Stated exercise: List each line holding the string "this".

(Collected data)
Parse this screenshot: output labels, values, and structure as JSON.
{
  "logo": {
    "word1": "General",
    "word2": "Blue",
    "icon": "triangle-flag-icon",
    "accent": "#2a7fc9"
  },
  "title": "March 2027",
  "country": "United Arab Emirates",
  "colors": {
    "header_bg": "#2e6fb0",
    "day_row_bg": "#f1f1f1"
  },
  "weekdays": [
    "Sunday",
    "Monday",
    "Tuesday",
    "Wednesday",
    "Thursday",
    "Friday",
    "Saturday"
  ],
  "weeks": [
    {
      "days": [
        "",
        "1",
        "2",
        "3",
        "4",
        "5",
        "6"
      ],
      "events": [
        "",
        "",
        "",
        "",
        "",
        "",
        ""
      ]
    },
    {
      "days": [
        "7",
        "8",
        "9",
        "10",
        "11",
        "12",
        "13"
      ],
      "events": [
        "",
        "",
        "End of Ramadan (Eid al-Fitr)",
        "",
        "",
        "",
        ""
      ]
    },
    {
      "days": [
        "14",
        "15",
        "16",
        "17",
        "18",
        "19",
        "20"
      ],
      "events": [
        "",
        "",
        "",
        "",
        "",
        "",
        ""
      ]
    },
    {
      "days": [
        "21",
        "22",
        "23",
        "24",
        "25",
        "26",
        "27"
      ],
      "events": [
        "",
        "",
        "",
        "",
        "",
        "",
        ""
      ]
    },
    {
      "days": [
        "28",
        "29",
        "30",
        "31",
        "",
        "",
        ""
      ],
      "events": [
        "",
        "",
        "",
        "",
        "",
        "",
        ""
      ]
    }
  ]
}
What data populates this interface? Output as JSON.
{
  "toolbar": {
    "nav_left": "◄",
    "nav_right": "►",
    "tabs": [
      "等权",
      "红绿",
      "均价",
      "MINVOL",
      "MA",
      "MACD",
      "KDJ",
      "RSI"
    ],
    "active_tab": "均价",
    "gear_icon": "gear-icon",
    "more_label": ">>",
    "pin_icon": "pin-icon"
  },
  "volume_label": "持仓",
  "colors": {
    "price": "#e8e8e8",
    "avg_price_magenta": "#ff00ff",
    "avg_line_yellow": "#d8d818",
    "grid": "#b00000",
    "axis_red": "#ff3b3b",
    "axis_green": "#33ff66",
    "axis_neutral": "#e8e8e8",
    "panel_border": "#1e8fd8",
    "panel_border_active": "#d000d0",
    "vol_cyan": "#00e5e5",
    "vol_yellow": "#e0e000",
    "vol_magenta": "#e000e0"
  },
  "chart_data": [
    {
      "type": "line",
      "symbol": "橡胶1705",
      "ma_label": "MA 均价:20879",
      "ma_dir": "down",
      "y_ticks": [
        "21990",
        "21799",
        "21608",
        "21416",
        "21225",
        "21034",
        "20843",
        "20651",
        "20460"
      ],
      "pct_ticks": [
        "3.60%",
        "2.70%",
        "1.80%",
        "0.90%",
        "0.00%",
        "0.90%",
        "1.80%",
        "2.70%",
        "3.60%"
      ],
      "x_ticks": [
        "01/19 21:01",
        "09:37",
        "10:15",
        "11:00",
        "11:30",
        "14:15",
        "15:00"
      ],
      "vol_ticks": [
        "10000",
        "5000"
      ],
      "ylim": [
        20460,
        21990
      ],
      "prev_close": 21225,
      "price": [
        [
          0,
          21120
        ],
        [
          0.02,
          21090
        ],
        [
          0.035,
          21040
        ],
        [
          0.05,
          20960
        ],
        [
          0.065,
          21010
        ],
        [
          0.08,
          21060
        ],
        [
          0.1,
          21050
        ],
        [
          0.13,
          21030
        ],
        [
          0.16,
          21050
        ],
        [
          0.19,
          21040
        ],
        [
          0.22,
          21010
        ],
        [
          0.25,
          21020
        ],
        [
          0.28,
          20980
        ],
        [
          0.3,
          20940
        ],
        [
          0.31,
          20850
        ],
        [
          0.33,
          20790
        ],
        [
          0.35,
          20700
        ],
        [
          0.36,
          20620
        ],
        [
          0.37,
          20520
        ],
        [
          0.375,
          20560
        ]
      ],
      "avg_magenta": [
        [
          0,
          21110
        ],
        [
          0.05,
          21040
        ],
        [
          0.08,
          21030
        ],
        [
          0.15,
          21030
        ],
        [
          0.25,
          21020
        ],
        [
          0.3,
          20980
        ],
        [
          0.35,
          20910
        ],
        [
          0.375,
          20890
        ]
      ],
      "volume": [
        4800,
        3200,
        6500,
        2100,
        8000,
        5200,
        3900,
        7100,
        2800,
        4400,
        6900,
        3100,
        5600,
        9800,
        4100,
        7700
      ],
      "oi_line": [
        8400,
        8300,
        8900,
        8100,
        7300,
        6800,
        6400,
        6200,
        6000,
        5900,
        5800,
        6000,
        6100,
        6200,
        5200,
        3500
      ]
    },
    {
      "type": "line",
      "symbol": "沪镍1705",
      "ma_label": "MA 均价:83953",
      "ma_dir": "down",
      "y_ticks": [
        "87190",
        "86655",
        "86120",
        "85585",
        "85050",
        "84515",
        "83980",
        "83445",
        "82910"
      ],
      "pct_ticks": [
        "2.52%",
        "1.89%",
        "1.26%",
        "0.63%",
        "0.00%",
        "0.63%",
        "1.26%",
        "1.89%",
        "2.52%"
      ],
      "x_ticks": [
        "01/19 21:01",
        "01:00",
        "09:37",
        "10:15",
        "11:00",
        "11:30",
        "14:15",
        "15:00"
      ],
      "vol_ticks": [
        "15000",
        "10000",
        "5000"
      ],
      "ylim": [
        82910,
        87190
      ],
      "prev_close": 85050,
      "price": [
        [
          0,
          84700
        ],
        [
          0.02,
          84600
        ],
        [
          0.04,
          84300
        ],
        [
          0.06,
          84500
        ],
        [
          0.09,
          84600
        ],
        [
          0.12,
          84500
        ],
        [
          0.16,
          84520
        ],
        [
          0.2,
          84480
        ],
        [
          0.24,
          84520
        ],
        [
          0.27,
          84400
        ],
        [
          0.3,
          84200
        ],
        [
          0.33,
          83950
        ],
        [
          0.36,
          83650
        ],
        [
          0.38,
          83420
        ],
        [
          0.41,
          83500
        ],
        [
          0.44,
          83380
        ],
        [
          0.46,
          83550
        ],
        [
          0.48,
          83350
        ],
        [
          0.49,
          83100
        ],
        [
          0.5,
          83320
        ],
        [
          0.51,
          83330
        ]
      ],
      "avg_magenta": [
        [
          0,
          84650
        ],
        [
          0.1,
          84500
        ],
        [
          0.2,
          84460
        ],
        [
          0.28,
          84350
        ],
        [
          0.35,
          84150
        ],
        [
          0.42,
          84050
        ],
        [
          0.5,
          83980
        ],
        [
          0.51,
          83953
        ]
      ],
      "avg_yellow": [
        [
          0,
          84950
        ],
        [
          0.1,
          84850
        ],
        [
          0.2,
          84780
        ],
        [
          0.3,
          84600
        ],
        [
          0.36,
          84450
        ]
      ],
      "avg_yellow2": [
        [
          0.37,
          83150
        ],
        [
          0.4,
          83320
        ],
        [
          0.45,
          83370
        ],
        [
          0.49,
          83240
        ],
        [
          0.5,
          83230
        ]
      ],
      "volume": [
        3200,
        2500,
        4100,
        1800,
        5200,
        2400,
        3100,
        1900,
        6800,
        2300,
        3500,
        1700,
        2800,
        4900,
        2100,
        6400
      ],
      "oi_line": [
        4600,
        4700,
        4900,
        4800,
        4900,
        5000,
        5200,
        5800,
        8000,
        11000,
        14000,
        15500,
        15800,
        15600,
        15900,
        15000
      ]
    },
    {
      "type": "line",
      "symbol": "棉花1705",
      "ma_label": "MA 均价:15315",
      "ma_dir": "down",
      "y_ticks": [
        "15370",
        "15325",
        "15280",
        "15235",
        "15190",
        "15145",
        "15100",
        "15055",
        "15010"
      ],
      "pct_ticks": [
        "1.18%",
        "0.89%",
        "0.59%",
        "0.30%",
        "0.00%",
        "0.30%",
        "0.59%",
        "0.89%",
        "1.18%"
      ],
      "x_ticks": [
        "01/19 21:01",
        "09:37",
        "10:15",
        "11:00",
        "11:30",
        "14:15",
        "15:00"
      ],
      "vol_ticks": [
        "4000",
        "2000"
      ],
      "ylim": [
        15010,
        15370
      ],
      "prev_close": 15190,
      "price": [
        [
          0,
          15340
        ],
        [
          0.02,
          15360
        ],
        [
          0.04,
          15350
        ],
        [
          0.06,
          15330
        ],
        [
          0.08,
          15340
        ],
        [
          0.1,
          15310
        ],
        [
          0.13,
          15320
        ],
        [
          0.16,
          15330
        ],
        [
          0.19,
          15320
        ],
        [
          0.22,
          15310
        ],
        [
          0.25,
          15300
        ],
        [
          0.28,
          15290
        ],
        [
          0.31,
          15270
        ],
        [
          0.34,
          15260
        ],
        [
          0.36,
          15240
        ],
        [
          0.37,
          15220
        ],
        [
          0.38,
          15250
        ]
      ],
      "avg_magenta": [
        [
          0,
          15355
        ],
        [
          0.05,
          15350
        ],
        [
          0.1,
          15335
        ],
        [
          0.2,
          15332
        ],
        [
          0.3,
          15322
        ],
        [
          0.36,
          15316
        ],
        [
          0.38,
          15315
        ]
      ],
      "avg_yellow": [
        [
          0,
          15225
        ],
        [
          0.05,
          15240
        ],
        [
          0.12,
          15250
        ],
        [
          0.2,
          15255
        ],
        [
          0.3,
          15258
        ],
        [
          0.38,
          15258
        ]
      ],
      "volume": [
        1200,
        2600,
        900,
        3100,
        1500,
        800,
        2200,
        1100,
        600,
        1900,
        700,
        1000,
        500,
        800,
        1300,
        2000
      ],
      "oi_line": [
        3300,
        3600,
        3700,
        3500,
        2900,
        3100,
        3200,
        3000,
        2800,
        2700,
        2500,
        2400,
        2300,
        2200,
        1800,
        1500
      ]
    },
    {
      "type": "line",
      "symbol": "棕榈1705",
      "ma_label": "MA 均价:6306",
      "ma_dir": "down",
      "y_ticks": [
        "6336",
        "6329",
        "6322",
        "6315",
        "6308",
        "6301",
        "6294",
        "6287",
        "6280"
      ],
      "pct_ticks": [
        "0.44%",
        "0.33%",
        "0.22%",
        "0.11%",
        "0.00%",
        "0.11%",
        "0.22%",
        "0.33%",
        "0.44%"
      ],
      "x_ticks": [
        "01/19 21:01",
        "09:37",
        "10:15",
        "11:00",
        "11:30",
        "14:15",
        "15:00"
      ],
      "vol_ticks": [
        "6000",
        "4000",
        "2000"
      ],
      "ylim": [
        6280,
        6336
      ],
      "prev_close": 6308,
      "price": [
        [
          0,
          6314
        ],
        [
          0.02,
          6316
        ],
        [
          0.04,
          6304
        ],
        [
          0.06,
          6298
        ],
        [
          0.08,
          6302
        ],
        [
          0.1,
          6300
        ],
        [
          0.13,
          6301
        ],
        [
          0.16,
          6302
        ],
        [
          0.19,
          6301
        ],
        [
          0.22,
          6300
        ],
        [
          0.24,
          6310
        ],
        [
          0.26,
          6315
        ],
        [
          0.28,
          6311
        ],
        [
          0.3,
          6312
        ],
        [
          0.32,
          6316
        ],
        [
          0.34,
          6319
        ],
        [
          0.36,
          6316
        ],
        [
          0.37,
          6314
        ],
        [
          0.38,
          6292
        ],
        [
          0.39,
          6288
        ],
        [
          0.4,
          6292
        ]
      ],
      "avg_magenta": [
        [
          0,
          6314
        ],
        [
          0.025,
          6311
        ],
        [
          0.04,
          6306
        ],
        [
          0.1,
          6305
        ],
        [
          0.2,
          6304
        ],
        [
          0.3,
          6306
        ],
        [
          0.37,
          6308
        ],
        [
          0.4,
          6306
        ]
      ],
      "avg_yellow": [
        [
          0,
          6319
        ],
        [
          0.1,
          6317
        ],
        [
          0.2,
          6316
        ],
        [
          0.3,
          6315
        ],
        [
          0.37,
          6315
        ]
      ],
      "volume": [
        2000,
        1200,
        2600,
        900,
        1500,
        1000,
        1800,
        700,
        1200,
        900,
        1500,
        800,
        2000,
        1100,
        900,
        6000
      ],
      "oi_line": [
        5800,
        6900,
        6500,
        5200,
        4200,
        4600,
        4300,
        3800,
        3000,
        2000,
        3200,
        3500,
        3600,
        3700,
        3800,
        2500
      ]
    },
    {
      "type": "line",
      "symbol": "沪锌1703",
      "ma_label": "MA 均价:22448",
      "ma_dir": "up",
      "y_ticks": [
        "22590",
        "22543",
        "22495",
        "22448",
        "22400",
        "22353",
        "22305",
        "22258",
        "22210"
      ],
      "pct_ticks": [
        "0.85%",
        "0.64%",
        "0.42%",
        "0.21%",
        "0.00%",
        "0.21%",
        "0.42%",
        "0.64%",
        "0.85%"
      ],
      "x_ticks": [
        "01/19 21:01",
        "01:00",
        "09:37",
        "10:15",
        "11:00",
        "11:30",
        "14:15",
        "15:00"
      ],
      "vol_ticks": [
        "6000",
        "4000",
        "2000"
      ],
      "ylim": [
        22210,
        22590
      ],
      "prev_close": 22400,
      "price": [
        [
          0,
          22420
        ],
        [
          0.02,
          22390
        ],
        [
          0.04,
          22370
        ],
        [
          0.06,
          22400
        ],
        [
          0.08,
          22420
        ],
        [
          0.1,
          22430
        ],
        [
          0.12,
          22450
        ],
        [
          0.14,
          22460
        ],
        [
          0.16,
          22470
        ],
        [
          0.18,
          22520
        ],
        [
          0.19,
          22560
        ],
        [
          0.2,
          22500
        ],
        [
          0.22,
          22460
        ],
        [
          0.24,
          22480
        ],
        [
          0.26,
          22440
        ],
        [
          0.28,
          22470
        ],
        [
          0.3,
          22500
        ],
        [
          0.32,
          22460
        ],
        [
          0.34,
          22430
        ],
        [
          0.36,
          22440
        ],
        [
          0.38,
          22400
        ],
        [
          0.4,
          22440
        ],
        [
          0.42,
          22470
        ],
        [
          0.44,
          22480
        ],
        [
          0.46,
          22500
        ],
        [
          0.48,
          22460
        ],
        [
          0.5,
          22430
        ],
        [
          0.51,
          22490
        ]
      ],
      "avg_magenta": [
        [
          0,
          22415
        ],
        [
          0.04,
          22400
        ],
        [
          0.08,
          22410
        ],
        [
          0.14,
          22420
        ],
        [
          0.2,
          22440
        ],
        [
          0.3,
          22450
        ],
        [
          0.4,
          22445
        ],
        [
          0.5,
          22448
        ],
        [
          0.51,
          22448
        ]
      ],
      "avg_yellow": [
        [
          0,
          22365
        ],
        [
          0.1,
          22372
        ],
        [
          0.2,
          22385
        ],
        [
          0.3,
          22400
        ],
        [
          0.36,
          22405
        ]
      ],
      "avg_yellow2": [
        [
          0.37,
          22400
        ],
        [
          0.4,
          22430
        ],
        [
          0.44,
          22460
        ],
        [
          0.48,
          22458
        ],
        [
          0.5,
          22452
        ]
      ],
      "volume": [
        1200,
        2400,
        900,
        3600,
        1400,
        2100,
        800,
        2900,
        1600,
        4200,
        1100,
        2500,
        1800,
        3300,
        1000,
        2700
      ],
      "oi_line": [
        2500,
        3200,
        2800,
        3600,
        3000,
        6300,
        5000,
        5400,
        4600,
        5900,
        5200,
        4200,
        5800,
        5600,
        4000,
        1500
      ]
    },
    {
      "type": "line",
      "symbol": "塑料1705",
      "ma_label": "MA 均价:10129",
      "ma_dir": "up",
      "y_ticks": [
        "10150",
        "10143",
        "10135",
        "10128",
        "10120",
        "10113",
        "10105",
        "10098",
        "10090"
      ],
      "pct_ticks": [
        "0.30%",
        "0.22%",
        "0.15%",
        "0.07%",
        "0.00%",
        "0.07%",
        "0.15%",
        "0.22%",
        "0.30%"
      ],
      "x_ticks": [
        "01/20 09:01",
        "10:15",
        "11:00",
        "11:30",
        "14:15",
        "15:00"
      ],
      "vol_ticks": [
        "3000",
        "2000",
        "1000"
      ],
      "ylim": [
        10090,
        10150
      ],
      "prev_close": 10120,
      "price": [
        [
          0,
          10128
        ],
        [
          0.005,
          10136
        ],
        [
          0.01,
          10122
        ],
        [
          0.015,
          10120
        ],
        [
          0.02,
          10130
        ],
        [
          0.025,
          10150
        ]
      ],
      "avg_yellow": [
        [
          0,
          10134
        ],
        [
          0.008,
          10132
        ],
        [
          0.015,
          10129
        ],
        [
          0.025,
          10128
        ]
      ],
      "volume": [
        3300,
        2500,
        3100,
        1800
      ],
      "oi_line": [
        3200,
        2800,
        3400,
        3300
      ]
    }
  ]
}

Exercise solution:
Parse this screenshot: output labels, values, and structure as JSON.
What data populates this interface? Output as JSON.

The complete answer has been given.